Instructions to follow —
Search the records for the word "spadek" and pick out every line that has it.

═══ Material for this exercise ═══

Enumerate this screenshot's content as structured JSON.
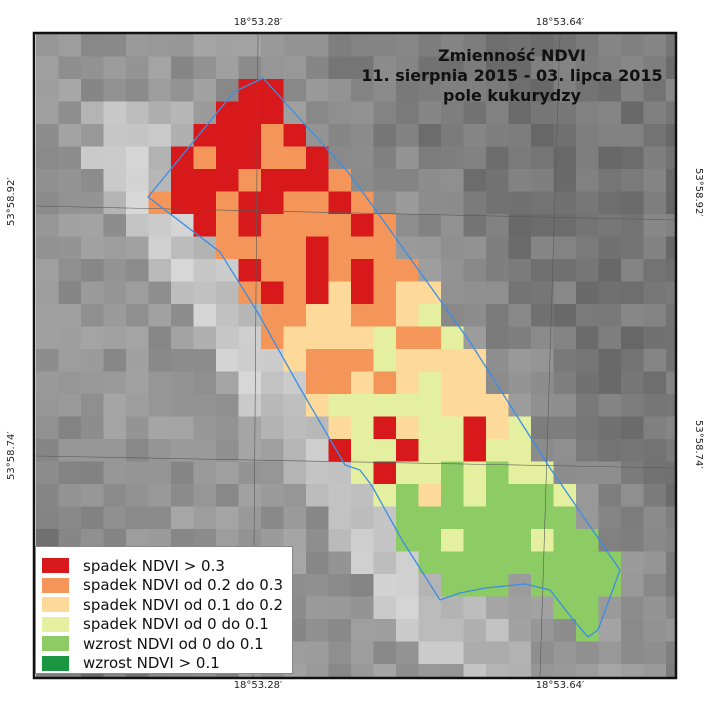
{
  "title": {
    "line1": "Zmienność NDVI",
    "line2": "11. sierpnia 2015 - 03. lipca 2015",
    "line3": "pole kukurydzy"
  },
  "coordinates": {
    "top": [
      "18°53.28′",
      "18°53.64′"
    ],
    "bottom": [
      "18°53.28′",
      "18°53.64′"
    ],
    "left": [
      "53°58.92′",
      "53°58.74′"
    ],
    "right": [
      "53°58.92′",
      "53°58.74′"
    ]
  },
  "legend": [
    {
      "label": "spadek NDVI > 0.3",
      "color": "#d7191c"
    },
    {
      "label": "spadek NDVI od 0.2 do 0.3",
      "color": "#f4955a"
    },
    {
      "label": "spadek NDVI od 0.1 do 0.2",
      "color": "#fdd99a"
    },
    {
      "label": "spadek NDVI od 0 do 0.1",
      "color": "#e4f0a0"
    },
    {
      "label": "wzrost NDVI od 0 do 0.1",
      "color": "#8dcb65"
    },
    {
      "label": "wzrost NDVI > 0.1",
      "color": "#1a9641"
    }
  ],
  "colors": {
    "field_outline": "#3a8ee6",
    "frame": "#111111",
    "graticule": "#5a5a5a"
  }
}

═══

The output —
      "label": "spadek NDVI > 0.3",
      "label": "spadek NDVI od 0.2 do 0.3",
      "label": "spadek NDVI od 0.1 do 0.2",
      "label": "spadek NDVI od 0 do 0.1",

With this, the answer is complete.